RECORDS FOR PROCESSING:
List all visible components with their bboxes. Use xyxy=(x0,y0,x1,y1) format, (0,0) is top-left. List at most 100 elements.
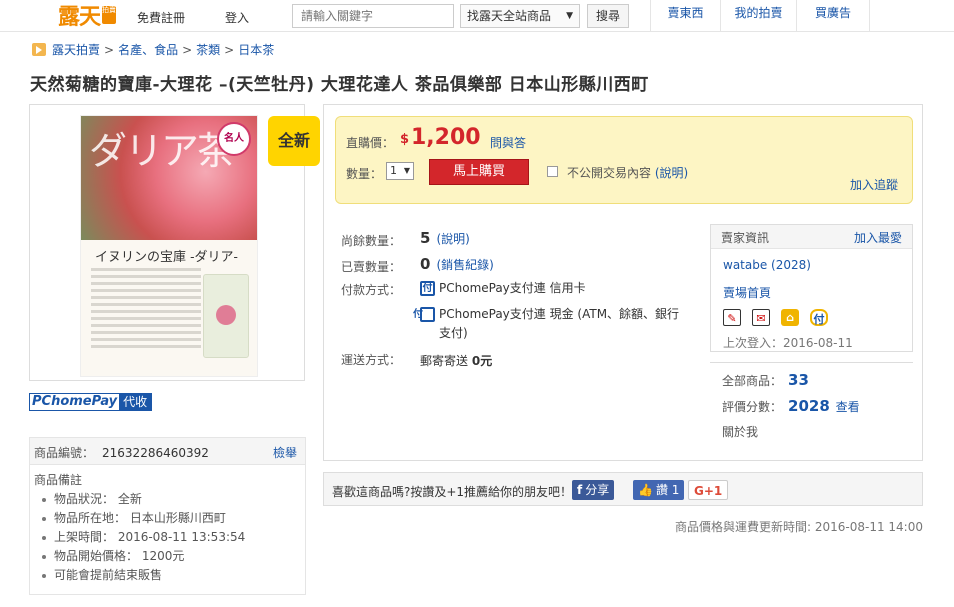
add-to-watchlist-link[interactable]: 加入追蹤 xyxy=(850,176,898,193)
thumbs-up-icon: 👍 xyxy=(638,483,653,497)
top-bar: 露天 拍賣 免費註冊 登入 找露天全站商品 ▼ 搜尋 賣東西 我的拍賣 買廣告 xyxy=(0,0,954,32)
item-id-value: 21632286460392 xyxy=(102,446,209,460)
payment-option: 付 PChomePay支付連 信用卡 xyxy=(420,279,586,296)
logo-badge: 拍賣 xyxy=(102,6,117,24)
share-prompt: 喜歡這商品嗎?按讚及+1推薦給你的朋友吧！ xyxy=(332,485,573,499)
pchomepay-badge: 代收 xyxy=(119,393,152,411)
award-medal-icon: 名人 xyxy=(217,122,251,156)
private-transaction-checkbox[interactable] xyxy=(547,166,558,177)
phone-verified-icon: ✎ xyxy=(723,309,741,326)
qa-link[interactable]: 問與答 xyxy=(490,134,526,151)
lock-icon: ⌂ xyxy=(781,309,799,326)
email-verified-icon: ✉ xyxy=(752,309,770,326)
price-update-time: 商品價格與運費更新時間: 2016-08-11 14:00 xyxy=(675,520,923,534)
breadcrumb: 露天拍賣 > 名產、食品 > 茶類 > 日本茶 xyxy=(32,41,274,58)
remaining-label: 尚餘數量： xyxy=(341,234,402,248)
login-link[interactable]: 登入 xyxy=(225,9,249,26)
share-bar: 喜歡這商品嗎?按讚及+1推薦給你的朋友吧！ f 分享 👍 讚 1 G+1 xyxy=(323,472,923,506)
dropdown-arrow-icon: ▼ xyxy=(403,166,410,175)
list-item: 物品開始價格： 1200元 xyxy=(34,547,301,566)
product-image-frame[interactable]: ダリア茶 名人 イヌリンの宝庫 -ダリア- xyxy=(29,104,305,381)
pchome-pay-icon: 付 xyxy=(413,307,435,322)
tab-sell[interactable]: 賣東西 xyxy=(650,0,720,32)
pchome-pay-icon: 付 xyxy=(420,281,435,296)
breadcrumb-item[interactable]: 露天拍賣 xyxy=(52,41,100,58)
breadcrumb-item[interactable]: 日本茶 xyxy=(238,41,274,58)
search-scope-label: 找露天全站商品 xyxy=(467,9,552,23)
seller-stats: 全部商品： 33 評價分數： 2028 查看 關於我 xyxy=(710,362,913,448)
pchomepay-logo-text: PChomePay xyxy=(32,394,118,409)
total-items-row: 全部商品： 33 xyxy=(722,371,809,389)
purchase-panel: 直購價： $ 1,200 問與答 數量： 1 ▼ 馬上購買 不公開交易內容 (說… xyxy=(323,104,923,461)
dahlia-photo: ダリア茶 名人 xyxy=(81,116,257,240)
seller-badges: ✎ ✉ ⌂ 付 xyxy=(723,309,839,326)
search-input[interactable] xyxy=(292,4,454,28)
payment-label: 付款方式： xyxy=(341,283,402,297)
tea-package-icon xyxy=(203,274,249,358)
condition-badge: 全新 xyxy=(268,116,320,166)
image-text-block xyxy=(91,268,201,352)
seller-shop-link[interactable]: 賣場首頁 xyxy=(723,284,771,301)
breadcrumb-item[interactable]: 茶類 xyxy=(196,41,220,58)
total-items-link[interactable]: 33 xyxy=(788,371,809,389)
notes-title: 商品備註 xyxy=(34,473,83,487)
image-kana-text: ダリア茶 xyxy=(89,129,235,173)
item-notes: 商品備註 物品狀況： 全新 物品所在地： 日本山形縣川西町 上架時間： 2016… xyxy=(29,465,306,595)
facebook-icon: f xyxy=(577,483,583,497)
list-item: 上架時間： 2016-08-11 13:53:54 xyxy=(34,528,301,547)
search-scope-select[interactable]: 找露天全站商品 ▼ xyxy=(460,4,580,28)
payment-option: 付 PChomePay支付連 現金 (ATM、餘額、銀行支付) xyxy=(413,307,680,340)
page-title: 天然菊糖的寶庫-大理花 –(天竺牡丹) 大理花達人 茶品俱樂部 日本山形縣川西町 xyxy=(30,75,649,95)
pchomepay-logo: PChomePay 代收 xyxy=(29,393,153,411)
list-item: 物品狀況： 全新 xyxy=(34,490,301,509)
item-info-panel: 商品編號： 21632286460392 檢舉 商品備註 物品狀況： 全新 物品所… xyxy=(29,437,306,595)
price-currency: $ xyxy=(400,132,410,147)
register-link[interactable]: 免費註冊 xyxy=(137,9,185,26)
list-item: 可能會提前結束販售 xyxy=(34,566,301,585)
breadcrumb-item[interactable]: 名產、食品 xyxy=(118,41,178,58)
add-favorite-link[interactable]: 加入最愛 xyxy=(854,229,902,246)
image-subtitle: イヌリンの宝庫 -ダリア- xyxy=(95,250,238,265)
seller-name-link[interactable]: watabe (2028) xyxy=(723,258,811,272)
about-me-link[interactable]: 關於我 xyxy=(722,423,758,440)
logo-text: 露天 xyxy=(58,5,101,30)
shipping-cost: 0元 xyxy=(471,354,493,368)
remaining-help-link[interactable]: (說明) xyxy=(436,232,469,246)
remaining-row: 5 (說明) xyxy=(420,229,470,247)
payment-shield-icon: 付 xyxy=(810,309,828,326)
tab-my-auction[interactable]: 我的拍賣 xyxy=(720,0,796,32)
facebook-share-button[interactable]: f 分享 xyxy=(572,480,615,500)
sold-label: 已賣數量： xyxy=(341,260,402,274)
report-link[interactable]: 檢舉 xyxy=(273,444,297,461)
sold-row: 0 (銷售紀錄) xyxy=(420,255,494,273)
google-plus-button[interactable]: G+1 xyxy=(688,480,729,500)
price-label: 直購價： xyxy=(346,136,395,150)
quantity-label: 數量： xyxy=(346,167,383,181)
last-login: 上次登入：2016-08-11 xyxy=(723,336,853,350)
quantity-select[interactable]: 1 ▼ xyxy=(386,162,414,180)
buy-now-button[interactable]: 馬上購買 xyxy=(429,159,529,185)
private-help-link[interactable]: (說明) xyxy=(655,166,688,180)
tab-buy-ads[interactable]: 買廣告 xyxy=(796,0,870,32)
sales-record-link[interactable]: (銷售紀錄) xyxy=(436,258,493,272)
seller-header-title: 賣家資訊 xyxy=(721,231,770,245)
rating-view-link[interactable]: 查看 xyxy=(836,400,860,414)
product-image: ダリア茶 名人 イヌリンの宝庫 -ダリア- xyxy=(80,115,258,377)
item-id-label: 商品編號： xyxy=(34,446,95,460)
seller-header: 賣家資訊 加入最愛 xyxy=(711,225,912,249)
breadcrumb-home-icon xyxy=(32,43,46,56)
remaining-value: 5 xyxy=(420,229,431,247)
quantity-value: 1 xyxy=(390,164,397,177)
shipping-row: 郵寄寄送 0元 xyxy=(420,352,492,369)
search-button[interactable]: 搜尋 xyxy=(587,4,629,28)
ruten-logo[interactable]: 露天 拍賣 xyxy=(58,2,117,30)
item-id-row: 商品編號： 21632286460392 檢舉 xyxy=(29,437,306,465)
sold-value: 0 xyxy=(420,255,431,273)
shipping-method: 郵寄寄送 xyxy=(420,354,469,368)
list-item: 物品所在地： 日本山形縣川西町 xyxy=(34,509,301,528)
dropdown-arrow-icon: ▼ xyxy=(566,11,573,21)
shipping-label: 運送方式： xyxy=(341,353,402,367)
rating-link[interactable]: 2028 xyxy=(788,397,830,415)
private-transaction-label: 不公開交易內容 (說明) xyxy=(567,166,689,180)
facebook-like-button[interactable]: 👍 讚 1 xyxy=(633,480,685,500)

PROBLEM REQUIREMENTS:
Copy every line of the material above word for word, omitting the picture.

SOLUTION BELOW:
List all visible components with their bboxes. Use xyxy=(x0,y0,x1,y1) format, (0,0) is top-left. List at most 100 elements.
add-to-watchlist-link[interactable]: 加入追蹤 xyxy=(850,176,898,193)
thumbs-up-icon: 👍 xyxy=(638,483,653,497)
top-bar: 露天 拍賣 免費註冊 登入 找露天全站商品 ▼ 搜尋 賣東西 我的拍賣 買廣告 xyxy=(0,0,954,32)
item-id-value: 21632286460392 xyxy=(102,446,209,460)
payment-option: 付 PChomePay支付連 信用卡 xyxy=(420,279,586,296)
logo-badge: 拍賣 xyxy=(102,6,117,24)
share-prompt: 喜歡這商品嗎?按讚及+1推薦給你的朋友吧！ xyxy=(332,485,573,499)
pchomepay-badge: 代收 xyxy=(119,393,152,411)
award-medal-icon: 名人 xyxy=(217,122,251,156)
private-transaction-checkbox[interactable] xyxy=(547,166,558,177)
phone-verified-icon: ✎ xyxy=(723,309,741,326)
qa-link[interactable]: 問與答 xyxy=(490,134,526,151)
lock-icon: ⌂ xyxy=(781,309,799,326)
email-verified-icon: ✉ xyxy=(752,309,770,326)
price-update-time: 商品價格與運費更新時間: 2016-08-11 14:00 xyxy=(675,520,923,534)
breadcrumb: 露天拍賣 > 名產、食品 > 茶類 > 日本茶 xyxy=(32,41,274,58)
remaining-label: 尚餘數量： xyxy=(341,234,402,248)
login-link[interactable]: 登入 xyxy=(225,9,249,26)
share-bar: 喜歡這商品嗎?按讚及+1推薦給你的朋友吧！ f 分享 👍 讚 1 G+1 xyxy=(323,472,923,506)
dropdown-arrow-icon: ▼ xyxy=(403,166,410,175)
list-item: 物品開始價格： 1200元 xyxy=(34,547,301,566)
product-image-frame[interactable]: ダリア茶 名人 イヌリンの宝庫 -ダリア- xyxy=(29,104,305,381)
pchome-pay-icon: 付 xyxy=(413,307,435,322)
tab-sell[interactable]: 賣東西 xyxy=(650,0,720,32)
pchome-pay-icon: 付 xyxy=(420,281,435,296)
breadcrumb-item[interactable]: 露天拍賣 xyxy=(52,41,100,58)
breadcrumb-item[interactable]: 日本茶 xyxy=(238,41,274,58)
search-scope-label: 找露天全站商品 xyxy=(467,9,552,23)
seller-stats: 全部商品： 33 評價分數： 2028 查看 關於我 xyxy=(710,362,913,448)
pchomepay-logo-text: PChomePay xyxy=(32,394,118,409)
total-items-row: 全部商品： 33 xyxy=(722,371,809,389)
purchase-panel: 直購價： $ 1,200 問與答 數量： 1 ▼ 馬上購買 不公開交易內容 (說… xyxy=(323,104,923,461)
dahlia-photo: ダリア茶 名人 xyxy=(81,116,257,240)
seller-badges: ✎ ✉ ⌂ 付 xyxy=(723,309,839,326)
search-input[interactable] xyxy=(292,4,454,28)
payment-label: 付款方式： xyxy=(341,283,402,297)
tea-package-icon xyxy=(203,274,249,358)
condition-badge: 全新 xyxy=(268,116,320,166)
image-text-block xyxy=(91,268,201,352)
seller-shop-link[interactable]: 賣場首頁 xyxy=(723,284,771,301)
breadcrumb-item[interactable]: 茶類 xyxy=(196,41,220,58)
total-items-link[interactable]: 33 xyxy=(788,371,809,389)
notes-title: 商品備註 xyxy=(34,473,83,487)
image-kana-text: ダリア茶 xyxy=(89,129,235,173)
item-notes: 商品備註 物品狀況： 全新 物品所在地： 日本山形縣川西町 上架時間： 2016… xyxy=(29,465,306,595)
facebook-icon: f xyxy=(577,483,583,497)
list-item: 上架時間： 2016-08-11 13:53:54 xyxy=(34,528,301,547)
search-scope-select[interactable]: 找露天全站商品 ▼ xyxy=(460,4,580,28)
payment-option: 付 PChomePay支付連 現金 (ATM、餘額、銀行支付) xyxy=(413,307,680,340)
page-title: 天然菊糖的寶庫-大理花 –(天竺牡丹) 大理花達人 茶品俱樂部 日本山形縣川西町 xyxy=(30,75,649,95)
pchomepay-logo: PChomePay 代收 xyxy=(29,393,153,411)
list-item: 物品狀況： 全新 xyxy=(34,490,301,509)
item-info-panel: 商品編號： 21632286460392 檢舉 商品備註 物品狀況： 全新 物品所… xyxy=(29,437,306,595)
price-currency: $ xyxy=(400,132,410,147)
register-link[interactable]: 免費註冊 xyxy=(137,9,185,26)
list-item: 可能會提前結束販售 xyxy=(34,566,301,585)
breadcrumb-item[interactable]: 名產、食品 xyxy=(118,41,178,58)
add-favorite-link[interactable]: 加入最愛 xyxy=(854,229,902,246)
image-subtitle: イヌリンの宝庫 -ダリア- xyxy=(95,250,238,265)
seller-name-link[interactable]: watabe (2028) xyxy=(723,258,811,272)
about-me-link[interactable]: 關於我 xyxy=(722,423,758,440)
logo-text: 露天 xyxy=(58,5,101,30)
shipping-cost: 0元 xyxy=(471,354,493,368)
remaining-help-link[interactable]: (說明) xyxy=(436,232,469,246)
remaining-row: 5 (說明) xyxy=(420,229,470,247)
payment-shield-icon: 付 xyxy=(810,309,828,326)
tab-my-auction[interactable]: 我的拍賣 xyxy=(720,0,796,32)
facebook-share-button[interactable]: f 分享 xyxy=(572,480,615,500)
sold-label: 已賣數量： xyxy=(341,260,402,274)
report-link[interactable]: 檢舉 xyxy=(273,444,297,461)
sold-row: 0 (銷售紀錄) xyxy=(420,255,494,273)
google-plus-button[interactable]: G+1 xyxy=(688,480,729,500)
price-label: 直購價： xyxy=(346,136,395,150)
quantity-label: 數量： xyxy=(346,167,383,181)
last-login: 上次登入：2016-08-11 xyxy=(723,336,853,350)
quantity-select[interactable]: 1 ▼ xyxy=(386,162,414,180)
buy-now-button[interactable]: 馬上購買 xyxy=(429,159,529,185)
private-help-link[interactable]: (說明) xyxy=(655,166,688,180)
tab-buy-ads[interactable]: 買廣告 xyxy=(796,0,870,32)
sales-record-link[interactable]: (銷售紀錄) xyxy=(436,258,493,272)
seller-header-title: 賣家資訊 xyxy=(721,231,770,245)
rating-view-link[interactable]: 查看 xyxy=(836,400,860,414)
product-image: ダリア茶 名人 イヌリンの宝庫 -ダリア- xyxy=(80,115,258,377)
item-id-label: 商品編號： xyxy=(34,446,95,460)
seller-header: 賣家資訊 加入最愛 xyxy=(711,225,912,249)
breadcrumb-home-icon xyxy=(32,43,46,56)
remaining-value: 5 xyxy=(420,229,431,247)
quantity-value: 1 xyxy=(390,164,397,177)
shipping-row: 郵寄寄送 0元 xyxy=(420,352,492,369)
search-button[interactable]: 搜尋 xyxy=(587,4,629,28)
ruten-logo[interactable]: 露天 拍賣 xyxy=(58,2,117,30)
item-id-row: 商品編號： 21632286460392 檢舉 xyxy=(29,437,306,465)
sold-value: 0 xyxy=(420,255,431,273)
shipping-method: 郵寄寄送 xyxy=(420,354,469,368)
list-item: 物品所在地： 日本山形縣川西町 xyxy=(34,509,301,528)
dropdown-arrow-icon: ▼ xyxy=(566,11,573,21)
shipping-label: 運送方式： xyxy=(341,353,402,367)
rating-link[interactable]: 2028 xyxy=(788,397,830,415)
private-transaction-label: 不公開交易內容 (說明) xyxy=(567,166,689,180)
facebook-like-button[interactable]: 👍 讚 1 xyxy=(633,480,685,500)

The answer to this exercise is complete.